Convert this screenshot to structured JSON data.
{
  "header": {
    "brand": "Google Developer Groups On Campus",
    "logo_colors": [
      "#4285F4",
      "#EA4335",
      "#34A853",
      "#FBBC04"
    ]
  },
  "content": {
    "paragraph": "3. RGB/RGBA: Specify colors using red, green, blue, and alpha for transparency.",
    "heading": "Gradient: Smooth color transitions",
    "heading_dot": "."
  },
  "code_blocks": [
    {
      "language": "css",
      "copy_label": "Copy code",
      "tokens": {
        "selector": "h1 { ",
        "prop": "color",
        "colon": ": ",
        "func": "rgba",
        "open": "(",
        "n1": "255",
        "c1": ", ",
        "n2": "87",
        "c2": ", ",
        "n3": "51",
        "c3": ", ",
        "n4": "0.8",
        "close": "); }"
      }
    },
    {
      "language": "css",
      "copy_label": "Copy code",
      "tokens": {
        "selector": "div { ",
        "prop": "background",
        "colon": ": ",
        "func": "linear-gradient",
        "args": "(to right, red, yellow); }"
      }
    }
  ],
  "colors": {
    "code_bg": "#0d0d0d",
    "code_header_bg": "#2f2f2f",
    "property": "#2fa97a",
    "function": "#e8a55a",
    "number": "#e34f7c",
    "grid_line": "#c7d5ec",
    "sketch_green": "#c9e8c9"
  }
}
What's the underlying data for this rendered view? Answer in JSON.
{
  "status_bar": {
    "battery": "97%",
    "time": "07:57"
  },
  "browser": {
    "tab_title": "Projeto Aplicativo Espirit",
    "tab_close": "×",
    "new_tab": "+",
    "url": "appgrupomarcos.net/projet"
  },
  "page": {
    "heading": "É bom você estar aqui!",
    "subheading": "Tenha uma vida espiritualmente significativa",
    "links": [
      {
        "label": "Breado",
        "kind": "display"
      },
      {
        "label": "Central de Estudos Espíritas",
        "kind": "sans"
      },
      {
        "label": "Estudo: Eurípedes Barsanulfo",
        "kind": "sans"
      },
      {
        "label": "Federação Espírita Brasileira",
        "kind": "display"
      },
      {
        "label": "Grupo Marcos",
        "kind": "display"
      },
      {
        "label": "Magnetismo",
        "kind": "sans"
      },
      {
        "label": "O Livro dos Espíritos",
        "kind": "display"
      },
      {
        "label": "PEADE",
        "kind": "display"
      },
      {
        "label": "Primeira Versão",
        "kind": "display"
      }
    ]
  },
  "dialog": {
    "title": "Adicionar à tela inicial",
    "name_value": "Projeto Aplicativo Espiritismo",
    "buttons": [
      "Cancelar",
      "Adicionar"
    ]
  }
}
- - - - - - -
- YOUR INSTRUCTIONS: Return the entries in full, keeping every line exactly as it is.

- SOLUTION TO THE PROBLEM:
Convert this screenshot to structured JSON data.
{
  "header": {
    "brand": "Google Developer Groups On Campus",
    "logo_colors": [
      "#4285F4",
      "#EA4335",
      "#34A853",
      "#FBBC04"
    ]
  },
  "content": {
    "paragraph": "3. RGB/RGBA: Specify colors using red, green, blue, and alpha for transparency.",
    "heading": "Gradient: Smooth color transitions",
    "heading_dot": "."
  },
  "code_blocks": [
    {
      "language": "css",
      "copy_label": "Copy code",
      "tokens": {
        "selector": "h1 { ",
        "prop": "color",
        "colon": ": ",
        "func": "rgba",
        "open": "(",
        "n1": "255",
        "c1": ", ",
        "n2": "87",
        "c2": ", ",
        "n3": "51",
        "c3": ", ",
        "n4": "0.8",
        "close": "); }"
      }
    },
    {
      "language": "css",
      "copy_label": "Copy code",
      "tokens": {
        "selector": "div { ",
        "prop": "background",
        "colon": ": ",
        "func": "linear-gradient",
        "args": "(to right, red, yellow); }"
      }
    }
  ],
  "colors": {
    "code_bg": "#0d0d0d",
    "code_header_bg": "#2f2f2f",
    "property": "#2fa97a",
    "function": "#e8a55a",
    "number": "#e34f7c",
    "grid_line": "#c7d5ec",
    "sketch_green": "#c9e8c9"
  }
}
What's the underlying data for this rendered view? Answer in JSON.
{
  "status_bar": {
    "battery": "97%",
    "time": "07:57"
  },
  "browser": {
    "tab_title": "Projeto Aplicativo Espirit",
    "tab_close": "×",
    "new_tab": "+",
    "url": "appgrupomarcos.net/projet"
  },
  "page": {
    "heading": "É bom você estar aqui!",
    "subheading": "Tenha uma vida espiritualmente significativa",
    "links": [
      {
        "label": "Breado",
        "kind": "display"
      },
      {
        "label": "Central de Estudos Espíritas",
        "kind": "sans"
      },
      {
        "label": "Estudo: Eurípedes Barsanulfo",
        "kind": "sans"
      },
      {
        "label": "Federação Espírita Brasileira",
        "kind": "display"
      },
      {
        "label": "Grupo Marcos",
        "kind": "display"
      },
      {
        "label": "Magnetismo",
        "kind": "sans"
      },
      {
        "label": "O Livro dos Espíritos",
        "kind": "display"
      },
      {
        "label": "PEADE",
        "kind": "display"
      },
      {
        "label": "Primeira Versão",
        "kind": "display"
      }
    ]
  },
  "dialog": {
    "title": "Adicionar à tela inicial",
    "name_value": "Projeto Aplicativo Espiritismo",
    "buttons": [
      "Cancelar",
      "Adicionar"
    ]
  }
}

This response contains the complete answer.